A run of records:
__________
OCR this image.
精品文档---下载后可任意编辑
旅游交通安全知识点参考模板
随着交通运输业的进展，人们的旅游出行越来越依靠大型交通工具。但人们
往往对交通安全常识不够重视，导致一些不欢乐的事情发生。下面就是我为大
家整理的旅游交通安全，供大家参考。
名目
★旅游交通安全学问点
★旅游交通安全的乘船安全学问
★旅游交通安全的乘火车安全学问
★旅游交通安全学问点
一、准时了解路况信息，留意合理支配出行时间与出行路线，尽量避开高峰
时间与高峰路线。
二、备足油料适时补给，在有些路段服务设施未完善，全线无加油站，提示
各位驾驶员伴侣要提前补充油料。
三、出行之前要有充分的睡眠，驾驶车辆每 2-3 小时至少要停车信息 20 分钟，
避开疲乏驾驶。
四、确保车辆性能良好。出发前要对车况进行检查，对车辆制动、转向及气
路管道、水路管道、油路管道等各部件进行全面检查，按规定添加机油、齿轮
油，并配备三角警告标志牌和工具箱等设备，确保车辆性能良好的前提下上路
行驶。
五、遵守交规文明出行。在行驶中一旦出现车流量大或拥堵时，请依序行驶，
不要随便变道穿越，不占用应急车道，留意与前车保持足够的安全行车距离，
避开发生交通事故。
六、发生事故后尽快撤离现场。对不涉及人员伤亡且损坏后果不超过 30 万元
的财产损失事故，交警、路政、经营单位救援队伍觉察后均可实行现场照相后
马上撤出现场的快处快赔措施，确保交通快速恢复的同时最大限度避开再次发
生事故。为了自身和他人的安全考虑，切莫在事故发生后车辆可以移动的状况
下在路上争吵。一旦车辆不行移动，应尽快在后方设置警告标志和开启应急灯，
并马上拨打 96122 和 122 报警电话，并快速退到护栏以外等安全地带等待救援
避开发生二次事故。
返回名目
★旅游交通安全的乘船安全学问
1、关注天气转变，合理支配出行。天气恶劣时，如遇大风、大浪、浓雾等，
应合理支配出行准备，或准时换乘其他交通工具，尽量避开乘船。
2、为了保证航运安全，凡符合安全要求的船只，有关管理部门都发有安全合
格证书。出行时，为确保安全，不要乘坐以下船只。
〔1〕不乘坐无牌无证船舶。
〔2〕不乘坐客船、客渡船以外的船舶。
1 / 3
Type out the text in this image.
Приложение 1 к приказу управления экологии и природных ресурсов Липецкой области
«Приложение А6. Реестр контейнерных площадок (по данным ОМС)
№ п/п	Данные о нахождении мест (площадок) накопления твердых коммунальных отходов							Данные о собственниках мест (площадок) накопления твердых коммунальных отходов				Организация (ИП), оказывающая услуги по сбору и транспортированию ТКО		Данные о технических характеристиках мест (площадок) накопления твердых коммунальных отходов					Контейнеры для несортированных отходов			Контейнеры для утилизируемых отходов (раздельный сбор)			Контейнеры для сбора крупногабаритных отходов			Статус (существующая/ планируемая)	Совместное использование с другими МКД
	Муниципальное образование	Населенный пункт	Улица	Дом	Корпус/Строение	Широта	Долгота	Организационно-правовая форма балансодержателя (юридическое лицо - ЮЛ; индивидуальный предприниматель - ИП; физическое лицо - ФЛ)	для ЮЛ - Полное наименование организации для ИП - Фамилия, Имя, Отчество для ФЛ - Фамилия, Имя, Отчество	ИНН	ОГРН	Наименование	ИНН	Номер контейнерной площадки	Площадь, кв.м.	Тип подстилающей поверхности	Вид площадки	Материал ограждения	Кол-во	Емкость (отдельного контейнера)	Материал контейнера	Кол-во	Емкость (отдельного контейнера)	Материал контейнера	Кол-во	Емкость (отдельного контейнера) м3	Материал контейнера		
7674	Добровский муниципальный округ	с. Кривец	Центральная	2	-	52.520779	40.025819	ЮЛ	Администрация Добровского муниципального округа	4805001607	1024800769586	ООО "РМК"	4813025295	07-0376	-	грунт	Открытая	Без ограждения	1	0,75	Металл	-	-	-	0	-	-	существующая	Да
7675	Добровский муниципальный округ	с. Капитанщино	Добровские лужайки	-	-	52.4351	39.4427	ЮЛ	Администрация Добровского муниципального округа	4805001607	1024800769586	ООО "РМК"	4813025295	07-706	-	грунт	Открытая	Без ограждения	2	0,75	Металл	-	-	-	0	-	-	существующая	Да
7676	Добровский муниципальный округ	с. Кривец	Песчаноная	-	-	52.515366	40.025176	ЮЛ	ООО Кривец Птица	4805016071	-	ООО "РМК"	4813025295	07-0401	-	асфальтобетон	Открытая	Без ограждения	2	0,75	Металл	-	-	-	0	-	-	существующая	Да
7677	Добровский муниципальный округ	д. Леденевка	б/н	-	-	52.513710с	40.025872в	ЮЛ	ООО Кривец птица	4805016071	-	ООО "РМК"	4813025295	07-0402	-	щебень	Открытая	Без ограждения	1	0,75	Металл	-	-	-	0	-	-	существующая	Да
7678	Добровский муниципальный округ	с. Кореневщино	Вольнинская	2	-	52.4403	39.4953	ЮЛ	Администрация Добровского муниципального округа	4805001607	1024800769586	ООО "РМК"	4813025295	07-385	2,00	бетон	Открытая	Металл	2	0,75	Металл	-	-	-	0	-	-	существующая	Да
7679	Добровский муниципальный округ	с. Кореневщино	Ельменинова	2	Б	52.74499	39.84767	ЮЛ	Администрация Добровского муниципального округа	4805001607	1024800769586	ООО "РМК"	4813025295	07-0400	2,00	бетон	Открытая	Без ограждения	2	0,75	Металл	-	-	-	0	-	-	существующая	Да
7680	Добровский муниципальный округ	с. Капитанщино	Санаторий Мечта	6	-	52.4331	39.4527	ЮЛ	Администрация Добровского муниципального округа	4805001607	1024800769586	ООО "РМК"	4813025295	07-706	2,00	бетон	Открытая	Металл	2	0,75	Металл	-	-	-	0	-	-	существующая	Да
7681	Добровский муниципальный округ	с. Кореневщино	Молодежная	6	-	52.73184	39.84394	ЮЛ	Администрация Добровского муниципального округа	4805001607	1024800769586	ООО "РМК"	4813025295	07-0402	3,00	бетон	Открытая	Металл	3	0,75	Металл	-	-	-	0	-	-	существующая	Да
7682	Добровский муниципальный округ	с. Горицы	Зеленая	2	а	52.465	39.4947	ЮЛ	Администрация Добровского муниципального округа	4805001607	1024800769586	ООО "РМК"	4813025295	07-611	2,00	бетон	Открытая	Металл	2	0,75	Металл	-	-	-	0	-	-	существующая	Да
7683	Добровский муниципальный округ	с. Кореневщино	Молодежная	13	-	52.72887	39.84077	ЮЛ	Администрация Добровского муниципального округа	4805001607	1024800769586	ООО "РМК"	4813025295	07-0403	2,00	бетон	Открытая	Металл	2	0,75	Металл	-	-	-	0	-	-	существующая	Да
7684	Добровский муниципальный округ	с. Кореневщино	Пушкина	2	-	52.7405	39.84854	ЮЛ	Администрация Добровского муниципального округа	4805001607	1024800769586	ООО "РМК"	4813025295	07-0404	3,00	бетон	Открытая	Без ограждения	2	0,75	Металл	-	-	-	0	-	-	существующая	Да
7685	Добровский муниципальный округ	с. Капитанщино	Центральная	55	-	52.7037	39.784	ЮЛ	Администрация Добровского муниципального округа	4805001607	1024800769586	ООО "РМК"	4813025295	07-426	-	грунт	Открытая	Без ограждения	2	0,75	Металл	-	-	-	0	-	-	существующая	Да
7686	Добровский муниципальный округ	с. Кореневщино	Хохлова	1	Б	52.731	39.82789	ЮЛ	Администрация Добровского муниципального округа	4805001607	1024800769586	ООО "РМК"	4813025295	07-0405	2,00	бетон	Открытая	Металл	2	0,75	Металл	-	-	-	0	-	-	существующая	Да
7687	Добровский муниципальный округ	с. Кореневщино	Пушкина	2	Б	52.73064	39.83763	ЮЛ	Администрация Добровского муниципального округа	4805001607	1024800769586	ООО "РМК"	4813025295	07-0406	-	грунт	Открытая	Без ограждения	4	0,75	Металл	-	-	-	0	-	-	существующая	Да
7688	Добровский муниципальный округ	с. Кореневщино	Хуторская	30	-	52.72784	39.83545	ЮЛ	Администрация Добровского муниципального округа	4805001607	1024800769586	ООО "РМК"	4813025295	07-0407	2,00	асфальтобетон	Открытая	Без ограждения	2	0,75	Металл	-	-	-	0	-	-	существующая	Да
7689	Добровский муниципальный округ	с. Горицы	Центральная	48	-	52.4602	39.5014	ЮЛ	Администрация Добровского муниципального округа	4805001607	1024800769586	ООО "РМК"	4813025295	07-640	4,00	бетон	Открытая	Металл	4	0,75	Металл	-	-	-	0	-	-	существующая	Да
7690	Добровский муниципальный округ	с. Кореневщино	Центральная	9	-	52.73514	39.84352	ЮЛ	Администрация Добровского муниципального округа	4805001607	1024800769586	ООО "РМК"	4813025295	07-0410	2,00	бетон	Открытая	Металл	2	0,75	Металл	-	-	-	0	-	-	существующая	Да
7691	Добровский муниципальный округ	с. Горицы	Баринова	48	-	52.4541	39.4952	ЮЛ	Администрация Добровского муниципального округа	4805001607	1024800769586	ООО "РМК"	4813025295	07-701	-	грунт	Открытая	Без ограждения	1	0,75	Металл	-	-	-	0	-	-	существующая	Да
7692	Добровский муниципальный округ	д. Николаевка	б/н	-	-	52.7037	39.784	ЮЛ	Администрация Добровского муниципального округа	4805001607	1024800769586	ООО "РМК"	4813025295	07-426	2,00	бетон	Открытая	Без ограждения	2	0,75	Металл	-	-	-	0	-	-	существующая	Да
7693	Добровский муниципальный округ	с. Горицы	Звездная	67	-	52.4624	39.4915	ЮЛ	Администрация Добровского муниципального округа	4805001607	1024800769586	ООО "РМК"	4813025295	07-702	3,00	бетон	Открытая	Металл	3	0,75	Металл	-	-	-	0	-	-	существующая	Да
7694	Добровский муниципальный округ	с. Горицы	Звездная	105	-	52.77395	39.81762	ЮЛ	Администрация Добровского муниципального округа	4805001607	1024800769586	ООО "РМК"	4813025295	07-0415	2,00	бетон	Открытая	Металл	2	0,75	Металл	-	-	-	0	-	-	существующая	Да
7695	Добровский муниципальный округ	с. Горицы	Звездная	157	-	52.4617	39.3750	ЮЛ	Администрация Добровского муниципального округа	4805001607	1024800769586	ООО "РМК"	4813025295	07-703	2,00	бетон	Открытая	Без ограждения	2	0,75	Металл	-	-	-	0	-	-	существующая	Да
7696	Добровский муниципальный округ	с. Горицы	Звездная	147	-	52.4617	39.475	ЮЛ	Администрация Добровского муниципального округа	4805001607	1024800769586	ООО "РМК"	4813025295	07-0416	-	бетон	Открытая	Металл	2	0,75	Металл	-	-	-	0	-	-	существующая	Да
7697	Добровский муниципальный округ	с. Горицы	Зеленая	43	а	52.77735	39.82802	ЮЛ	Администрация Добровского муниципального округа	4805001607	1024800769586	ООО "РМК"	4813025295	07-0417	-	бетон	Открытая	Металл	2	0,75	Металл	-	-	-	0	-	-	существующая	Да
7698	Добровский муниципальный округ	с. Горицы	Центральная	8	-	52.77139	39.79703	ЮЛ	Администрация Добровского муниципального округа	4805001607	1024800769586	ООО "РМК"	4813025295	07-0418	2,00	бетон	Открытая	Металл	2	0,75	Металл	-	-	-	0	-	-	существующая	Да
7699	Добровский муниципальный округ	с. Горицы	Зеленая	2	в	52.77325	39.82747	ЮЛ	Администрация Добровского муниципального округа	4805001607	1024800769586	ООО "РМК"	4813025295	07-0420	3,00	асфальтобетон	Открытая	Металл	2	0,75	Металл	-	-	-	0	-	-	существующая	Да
__________
### Instruction
Your task is to list each line of the records with the word "Молодежная".

### Exercise solution
7681	Добровский муниципальный округ	с. Кореневщино	Молодежная	6	-	52.73184	39.84394	ЮЛ	Администрация Добровского муниципального округа	4805001607	1024800769586	ООО "РМК"	4813025295	07-0402	3,00	бетон	Открытая	Металл	3	0,75	Металл	-	-	-	0	-	-	существующая	Да
7683	Добровский муниципальный округ	с. Кореневщино	Молодежная	13	-	52.72887	39.84077	ЮЛ	Администрация Добровского муниципального округа	4805001607	1024800769586	ООО "РМК"	4813025295	07-0403	2,00	бетон	Открытая	Металл	2	0,75	Металл	-	-	-	0	-	-	существующая	Да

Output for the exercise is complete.